DIRECTIONS FOR THIS TASK:
Lines holding the string "zinc" are the ones to copy from this listing.

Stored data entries
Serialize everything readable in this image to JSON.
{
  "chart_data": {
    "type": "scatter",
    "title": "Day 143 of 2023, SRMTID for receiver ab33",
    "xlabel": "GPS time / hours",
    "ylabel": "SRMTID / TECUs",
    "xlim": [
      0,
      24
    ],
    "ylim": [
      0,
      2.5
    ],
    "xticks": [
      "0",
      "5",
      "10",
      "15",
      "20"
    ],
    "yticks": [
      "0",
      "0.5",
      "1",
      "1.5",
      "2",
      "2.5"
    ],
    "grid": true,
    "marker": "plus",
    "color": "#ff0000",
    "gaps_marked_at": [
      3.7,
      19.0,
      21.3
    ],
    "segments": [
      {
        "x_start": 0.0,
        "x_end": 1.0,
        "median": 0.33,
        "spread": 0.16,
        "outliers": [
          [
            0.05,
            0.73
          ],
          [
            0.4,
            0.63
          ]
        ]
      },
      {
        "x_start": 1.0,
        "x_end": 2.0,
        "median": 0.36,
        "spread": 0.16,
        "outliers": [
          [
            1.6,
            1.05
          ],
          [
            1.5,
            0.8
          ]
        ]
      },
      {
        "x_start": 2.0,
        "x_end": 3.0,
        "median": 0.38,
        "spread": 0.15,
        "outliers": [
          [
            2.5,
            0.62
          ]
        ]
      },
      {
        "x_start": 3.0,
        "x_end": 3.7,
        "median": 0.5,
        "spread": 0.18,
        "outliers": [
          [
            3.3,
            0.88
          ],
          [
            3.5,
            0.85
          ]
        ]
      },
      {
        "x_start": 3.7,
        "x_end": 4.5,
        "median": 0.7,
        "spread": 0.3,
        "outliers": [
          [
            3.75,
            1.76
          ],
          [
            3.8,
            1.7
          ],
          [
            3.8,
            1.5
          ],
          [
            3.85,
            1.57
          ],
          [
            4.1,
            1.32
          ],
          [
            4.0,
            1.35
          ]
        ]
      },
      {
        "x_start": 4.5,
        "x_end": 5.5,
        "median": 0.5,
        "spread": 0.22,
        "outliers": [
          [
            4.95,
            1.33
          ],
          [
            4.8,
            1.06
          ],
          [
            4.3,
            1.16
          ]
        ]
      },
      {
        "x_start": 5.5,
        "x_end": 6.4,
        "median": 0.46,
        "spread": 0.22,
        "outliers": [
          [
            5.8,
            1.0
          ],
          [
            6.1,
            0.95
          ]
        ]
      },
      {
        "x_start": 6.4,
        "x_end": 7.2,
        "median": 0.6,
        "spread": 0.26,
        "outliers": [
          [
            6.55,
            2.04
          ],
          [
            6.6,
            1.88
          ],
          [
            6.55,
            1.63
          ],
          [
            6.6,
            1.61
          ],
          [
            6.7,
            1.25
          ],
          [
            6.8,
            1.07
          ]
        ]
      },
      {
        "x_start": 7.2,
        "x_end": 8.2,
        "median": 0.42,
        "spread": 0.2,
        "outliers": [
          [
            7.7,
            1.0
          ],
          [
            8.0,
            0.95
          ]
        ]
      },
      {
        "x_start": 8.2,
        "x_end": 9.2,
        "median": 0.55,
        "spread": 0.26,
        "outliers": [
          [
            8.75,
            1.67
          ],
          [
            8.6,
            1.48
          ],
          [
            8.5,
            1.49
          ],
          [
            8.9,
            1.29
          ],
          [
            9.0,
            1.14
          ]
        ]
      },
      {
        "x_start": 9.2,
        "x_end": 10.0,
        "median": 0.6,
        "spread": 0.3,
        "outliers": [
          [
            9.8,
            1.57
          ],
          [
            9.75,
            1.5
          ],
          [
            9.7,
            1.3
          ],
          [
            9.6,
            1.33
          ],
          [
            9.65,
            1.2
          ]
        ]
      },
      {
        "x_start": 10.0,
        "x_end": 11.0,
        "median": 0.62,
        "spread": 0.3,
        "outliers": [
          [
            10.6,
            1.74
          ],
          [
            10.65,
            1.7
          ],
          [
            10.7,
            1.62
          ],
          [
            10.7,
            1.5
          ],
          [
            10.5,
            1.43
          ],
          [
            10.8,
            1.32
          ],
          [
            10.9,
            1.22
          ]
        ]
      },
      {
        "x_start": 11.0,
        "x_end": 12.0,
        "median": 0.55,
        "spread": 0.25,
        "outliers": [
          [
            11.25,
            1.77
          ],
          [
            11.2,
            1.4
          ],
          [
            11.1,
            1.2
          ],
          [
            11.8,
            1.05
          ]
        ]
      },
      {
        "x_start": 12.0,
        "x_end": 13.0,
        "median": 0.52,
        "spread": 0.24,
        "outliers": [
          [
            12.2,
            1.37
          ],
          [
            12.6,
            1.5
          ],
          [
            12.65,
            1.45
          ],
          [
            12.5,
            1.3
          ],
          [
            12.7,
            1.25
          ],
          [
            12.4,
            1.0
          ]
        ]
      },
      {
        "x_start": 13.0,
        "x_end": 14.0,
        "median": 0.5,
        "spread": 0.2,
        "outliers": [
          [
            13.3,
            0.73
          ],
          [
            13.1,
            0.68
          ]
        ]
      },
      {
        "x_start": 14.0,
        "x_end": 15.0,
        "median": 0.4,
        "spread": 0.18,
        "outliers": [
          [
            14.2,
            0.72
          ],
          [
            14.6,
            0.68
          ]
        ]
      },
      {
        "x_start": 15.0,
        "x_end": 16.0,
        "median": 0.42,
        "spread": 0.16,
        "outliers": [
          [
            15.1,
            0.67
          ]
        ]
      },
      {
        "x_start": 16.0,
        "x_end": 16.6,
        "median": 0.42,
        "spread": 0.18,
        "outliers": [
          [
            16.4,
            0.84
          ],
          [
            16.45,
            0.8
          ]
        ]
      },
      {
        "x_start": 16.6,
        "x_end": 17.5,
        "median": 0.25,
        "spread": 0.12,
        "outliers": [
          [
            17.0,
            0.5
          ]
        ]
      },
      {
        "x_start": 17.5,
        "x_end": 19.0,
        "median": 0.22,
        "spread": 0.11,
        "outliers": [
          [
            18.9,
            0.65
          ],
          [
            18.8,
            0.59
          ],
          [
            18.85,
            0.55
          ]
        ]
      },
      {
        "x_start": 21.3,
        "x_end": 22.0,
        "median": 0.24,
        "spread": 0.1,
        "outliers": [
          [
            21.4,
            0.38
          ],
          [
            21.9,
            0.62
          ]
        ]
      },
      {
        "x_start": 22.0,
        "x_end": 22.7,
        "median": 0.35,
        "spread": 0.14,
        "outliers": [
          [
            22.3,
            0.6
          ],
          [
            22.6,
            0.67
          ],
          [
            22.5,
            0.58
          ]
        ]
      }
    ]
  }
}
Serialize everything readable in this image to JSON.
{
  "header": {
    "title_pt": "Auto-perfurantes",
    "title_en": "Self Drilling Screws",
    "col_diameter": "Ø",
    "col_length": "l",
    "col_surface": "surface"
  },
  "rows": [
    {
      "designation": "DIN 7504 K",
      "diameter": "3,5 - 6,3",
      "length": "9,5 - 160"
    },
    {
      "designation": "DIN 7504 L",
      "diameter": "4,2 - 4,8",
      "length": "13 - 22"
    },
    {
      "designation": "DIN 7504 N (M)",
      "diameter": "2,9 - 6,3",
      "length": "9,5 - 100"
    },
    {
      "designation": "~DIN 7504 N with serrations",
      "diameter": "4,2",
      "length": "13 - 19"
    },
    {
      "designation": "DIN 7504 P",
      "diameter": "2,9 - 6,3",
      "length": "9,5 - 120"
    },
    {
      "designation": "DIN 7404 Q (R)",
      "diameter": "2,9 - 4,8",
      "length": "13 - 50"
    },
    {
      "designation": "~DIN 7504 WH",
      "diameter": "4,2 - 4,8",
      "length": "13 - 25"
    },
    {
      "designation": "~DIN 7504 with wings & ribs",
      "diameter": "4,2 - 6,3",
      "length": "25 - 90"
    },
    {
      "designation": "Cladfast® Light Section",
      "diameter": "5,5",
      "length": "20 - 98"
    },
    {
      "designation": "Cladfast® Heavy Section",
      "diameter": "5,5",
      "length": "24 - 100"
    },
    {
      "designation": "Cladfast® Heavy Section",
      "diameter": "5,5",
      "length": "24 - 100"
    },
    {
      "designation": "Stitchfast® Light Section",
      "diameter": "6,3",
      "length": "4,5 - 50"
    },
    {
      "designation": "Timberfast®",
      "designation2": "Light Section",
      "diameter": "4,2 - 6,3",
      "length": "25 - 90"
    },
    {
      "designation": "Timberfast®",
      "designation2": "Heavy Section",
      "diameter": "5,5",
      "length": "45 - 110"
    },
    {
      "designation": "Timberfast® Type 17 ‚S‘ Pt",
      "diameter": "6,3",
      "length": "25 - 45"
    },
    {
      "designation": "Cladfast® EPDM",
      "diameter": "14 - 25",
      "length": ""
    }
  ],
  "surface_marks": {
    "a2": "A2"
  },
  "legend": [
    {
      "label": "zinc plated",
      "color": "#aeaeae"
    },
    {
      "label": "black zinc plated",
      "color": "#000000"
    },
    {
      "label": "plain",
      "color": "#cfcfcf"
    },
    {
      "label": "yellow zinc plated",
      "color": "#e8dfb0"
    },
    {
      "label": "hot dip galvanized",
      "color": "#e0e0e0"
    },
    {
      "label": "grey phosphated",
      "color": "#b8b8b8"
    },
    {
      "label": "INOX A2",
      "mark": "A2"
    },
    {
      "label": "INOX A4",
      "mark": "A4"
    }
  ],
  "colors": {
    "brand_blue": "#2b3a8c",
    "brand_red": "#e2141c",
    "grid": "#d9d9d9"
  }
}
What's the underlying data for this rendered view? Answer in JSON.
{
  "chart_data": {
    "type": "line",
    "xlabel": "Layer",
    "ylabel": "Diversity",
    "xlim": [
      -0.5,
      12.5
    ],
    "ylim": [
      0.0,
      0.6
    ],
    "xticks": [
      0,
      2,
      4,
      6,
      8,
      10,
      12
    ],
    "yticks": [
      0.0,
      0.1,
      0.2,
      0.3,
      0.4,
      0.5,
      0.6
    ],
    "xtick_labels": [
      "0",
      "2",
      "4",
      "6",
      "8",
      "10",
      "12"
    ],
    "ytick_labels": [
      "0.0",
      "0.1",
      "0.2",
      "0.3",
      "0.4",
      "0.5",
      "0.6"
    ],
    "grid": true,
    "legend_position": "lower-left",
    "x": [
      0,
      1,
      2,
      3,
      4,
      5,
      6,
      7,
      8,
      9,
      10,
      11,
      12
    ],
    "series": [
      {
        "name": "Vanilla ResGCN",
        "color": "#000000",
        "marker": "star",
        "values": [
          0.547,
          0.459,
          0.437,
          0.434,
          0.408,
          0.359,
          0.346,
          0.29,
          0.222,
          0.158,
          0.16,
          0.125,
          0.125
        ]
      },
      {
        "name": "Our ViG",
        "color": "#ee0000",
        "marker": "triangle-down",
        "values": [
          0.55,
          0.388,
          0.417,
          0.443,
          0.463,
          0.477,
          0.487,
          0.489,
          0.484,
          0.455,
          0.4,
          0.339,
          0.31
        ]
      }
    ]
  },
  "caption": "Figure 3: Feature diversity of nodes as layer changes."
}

RESPONSE TO THE TASK:
      "label": "zinc plated",
      "label": "black zinc plated",
      "label": "yellow zinc plated",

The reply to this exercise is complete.